— BEGIN STORED DATA —

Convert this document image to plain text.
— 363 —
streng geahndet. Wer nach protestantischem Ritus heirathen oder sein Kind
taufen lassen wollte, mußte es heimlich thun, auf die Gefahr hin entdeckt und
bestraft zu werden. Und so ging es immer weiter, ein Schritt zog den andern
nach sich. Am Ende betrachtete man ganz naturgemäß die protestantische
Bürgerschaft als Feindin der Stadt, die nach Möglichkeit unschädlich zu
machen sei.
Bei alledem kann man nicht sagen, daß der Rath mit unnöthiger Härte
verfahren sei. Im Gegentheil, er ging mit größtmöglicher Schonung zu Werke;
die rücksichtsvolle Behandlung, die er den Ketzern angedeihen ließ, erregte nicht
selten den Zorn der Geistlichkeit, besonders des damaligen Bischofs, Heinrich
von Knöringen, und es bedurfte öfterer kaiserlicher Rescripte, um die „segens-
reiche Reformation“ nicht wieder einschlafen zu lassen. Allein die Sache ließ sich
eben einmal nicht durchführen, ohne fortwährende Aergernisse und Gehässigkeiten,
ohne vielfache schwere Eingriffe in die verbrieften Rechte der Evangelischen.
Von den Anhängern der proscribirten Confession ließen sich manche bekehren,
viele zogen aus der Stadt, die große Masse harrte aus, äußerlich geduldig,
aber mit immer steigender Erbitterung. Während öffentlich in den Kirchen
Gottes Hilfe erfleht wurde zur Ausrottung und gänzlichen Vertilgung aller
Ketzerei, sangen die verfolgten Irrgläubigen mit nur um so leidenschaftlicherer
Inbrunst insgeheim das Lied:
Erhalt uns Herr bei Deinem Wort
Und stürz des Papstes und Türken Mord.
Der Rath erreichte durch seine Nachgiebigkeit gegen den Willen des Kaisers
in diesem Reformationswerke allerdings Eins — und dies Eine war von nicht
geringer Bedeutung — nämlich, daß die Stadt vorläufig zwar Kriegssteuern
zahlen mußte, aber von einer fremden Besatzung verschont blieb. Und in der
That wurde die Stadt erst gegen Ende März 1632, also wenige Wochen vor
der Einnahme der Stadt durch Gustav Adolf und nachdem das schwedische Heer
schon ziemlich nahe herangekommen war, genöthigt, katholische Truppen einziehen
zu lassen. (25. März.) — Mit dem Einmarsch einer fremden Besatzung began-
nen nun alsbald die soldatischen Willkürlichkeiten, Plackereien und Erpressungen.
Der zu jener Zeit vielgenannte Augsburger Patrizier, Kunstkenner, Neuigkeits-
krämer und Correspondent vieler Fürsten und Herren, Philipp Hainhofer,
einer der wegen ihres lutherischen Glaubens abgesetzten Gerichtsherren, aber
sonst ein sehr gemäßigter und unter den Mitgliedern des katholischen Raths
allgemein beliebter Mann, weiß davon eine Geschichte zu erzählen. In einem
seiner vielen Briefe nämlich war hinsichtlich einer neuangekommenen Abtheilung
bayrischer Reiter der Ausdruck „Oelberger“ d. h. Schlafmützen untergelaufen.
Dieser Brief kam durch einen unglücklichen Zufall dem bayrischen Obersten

— END STORED DATA —

Transcribe all of the material exactly. Omit nothing.

EXERCISE RESPONSE:
Convert this document image to plain text.
— 363 —
streng geahndet. Wer nach protestantischem Ritus heirathen oder sein Kind
taufen lassen wollte, mußte es heimlich thun, auf die Gefahr hin entdeckt und
bestraft zu werden. Und so ging es immer weiter, ein Schritt zog den andern
nach sich. Am Ende betrachtete man ganz naturgemäß die protestantische
Bürgerschaft als Feindin der Stadt, die nach Möglichkeit unschädlich zu
machen sei.
Bei alledem kann man nicht sagen, daß der Rath mit unnöthiger Härte
verfahren sei. Im Gegentheil, er ging mit größtmöglicher Schonung zu Werke;
die rücksichtsvolle Behandlung, die er den Ketzern angedeihen ließ, erregte nicht
selten den Zorn der Geistlichkeit, besonders des damaligen Bischofs, Heinrich
von Knöringen, und es bedurfte öfterer kaiserlicher Rescripte, um die „segens-
reiche Reformation“ nicht wieder einschlafen zu lassen. Allein die Sache ließ sich
eben einmal nicht durchführen, ohne fortwährende Aergernisse und Gehässigkeiten,
ohne vielfache schwere Eingriffe in die verbrieften Rechte der Evangelischen.
Von den Anhängern der proscribirten Confession ließen sich manche bekehren,
viele zogen aus der Stadt, die große Masse harrte aus, äußerlich geduldig,
aber mit immer steigender Erbitterung. Während öffentlich in den Kirchen
Gottes Hilfe erfleht wurde zur Ausrottung und gänzlichen Vertilgung aller
Ketzerei, sangen die verfolgten Irrgläubigen mit nur um so leidenschaftlicherer
Inbrunst insgeheim das Lied:
Erhalt uns Herr bei Deinem Wort
Und stürz des Papstes und Türken Mord.
Der Rath erreichte durch seine Nachgiebigkeit gegen den Willen des Kaisers
in diesem Reformationswerke allerdings Eins — und dies Eine war von nicht
geringer Bedeutung — nämlich, daß die Stadt vorläufig zwar Kriegssteuern
zahlen mußte, aber von einer fremden Besatzung verschont blieb. Und in der
That wurde die Stadt erst gegen Ende März 1632, also wenige Wochen vor
der Einnahme der Stadt durch Gustav Adolf und nachdem das schwedische Heer
schon ziemlich nahe herangekommen war, genöthigt, katholische Truppen einziehen
zu lassen. (25. März.) — Mit dem Einmarsch einer fremden Besatzung began-
nen nun alsbald die soldatischen Willkürlichkeiten, Plackereien und Erpressungen.
Der zu jener Zeit vielgenannte Augsburger Patrizier, Kunstkenner, Neuigkeits-
krämer und Correspondent vieler Fürsten und Herren, Philipp Hainhofer,
einer der wegen ihres lutherischen Glaubens abgesetzten Gerichtsherren, aber
sonst ein sehr gemäßigter und unter den Mitgliedern des katholischen Raths
allgemein beliebter Mann, weiß davon eine Geschichte zu erzählen. In einem
seiner vielen Briefe nämlich war hinsichtlich einer neuangekommenen Abtheilung
bayrischer Reiter der Ausdruck „Oelberger“ d. h. Schlafmützen untergelaufen.
Dieser Brief kam durch einen unglücklichen Zufall dem bayrischen Obersten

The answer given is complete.